▶ **Requirements**: Locate all lines with the word "document" and copy them out.

▶ **Records**:
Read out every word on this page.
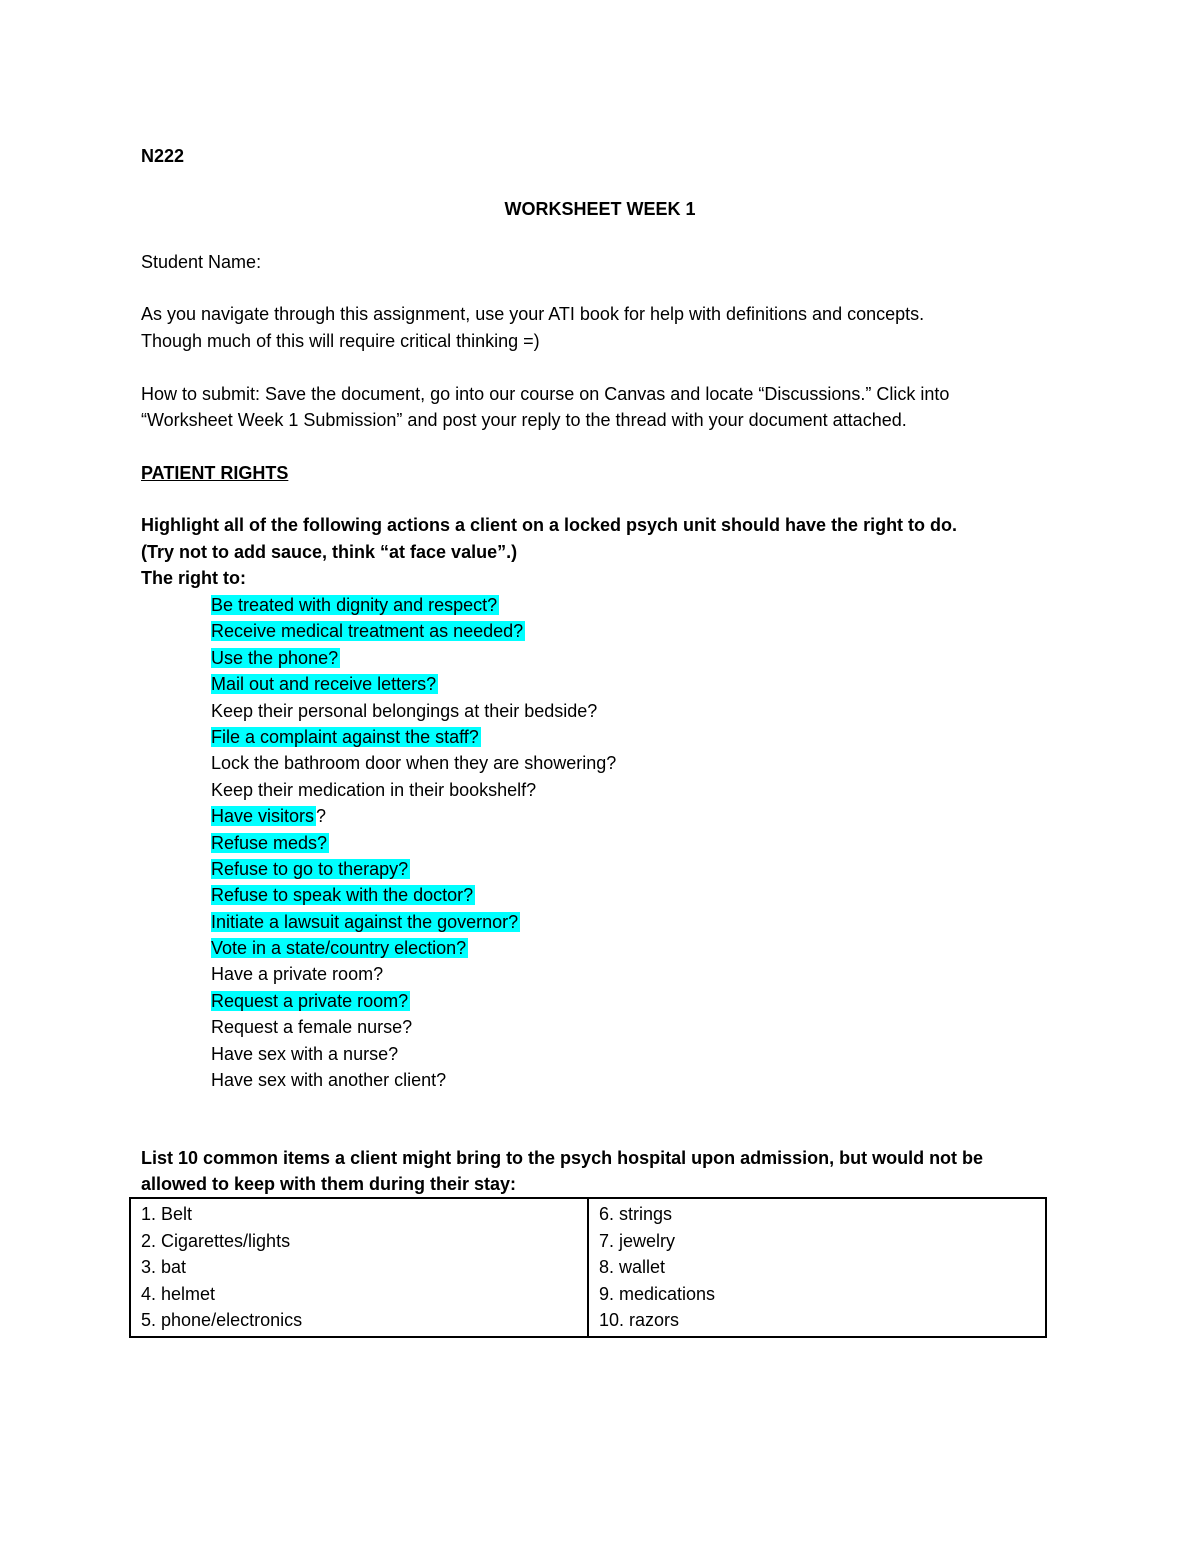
N222
WORKSHEET WEEK 1
Student Name:
As you navigate through this assignment, use your ATI book for help with definitions and concepts.
Though much of this will require critical thinking =)
How to submit: Save the document, go into our course on Canvas and locate “Discussions.” Click into
“Worksheet Week 1 Submission” and post your reply to the thread with your document attached.
PATIENT RIGHTS
Highlight all of the following actions a client on a locked psych unit should have the right to do.
(Try not to add sauce, think “at face value”.)
The right to:
Be treated with dignity and respect?
Receive medical treatment as needed?
Use the phone?
Mail out and receive letters?
Keep their personal belongings at their bedside?
File a complaint against the staff?
Lock the bathroom door when they are showering?
Keep their medication in their bookshelf?
Have visitors ?
Refuse meds?
Refuse to go to therapy?
Refuse to speak with the doctor?
Initiate a lawsuit against the governor?
Vote in a state/country election?
Have a private room?
Request a private room?
Request a female nurse?
Have sex with a nurse?
Have sex with another client?
List 10 common items a client might bring to the psych hospital upon admission, but would not be
allowed to keep with them during their stay:
1. Belt
2. Cigarettes/lights
3. bat
4. helmet
5. phone/electronics

6. strings
7. jewelry
8. wallet
9. medications
10. razors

▶ **Solution to this problem**:
How to submit: Save the document, go into our course on Canvas and locate “Discussions.” Click into
“Worksheet Week 1 Submission” and post your reply to the thread with your document attached.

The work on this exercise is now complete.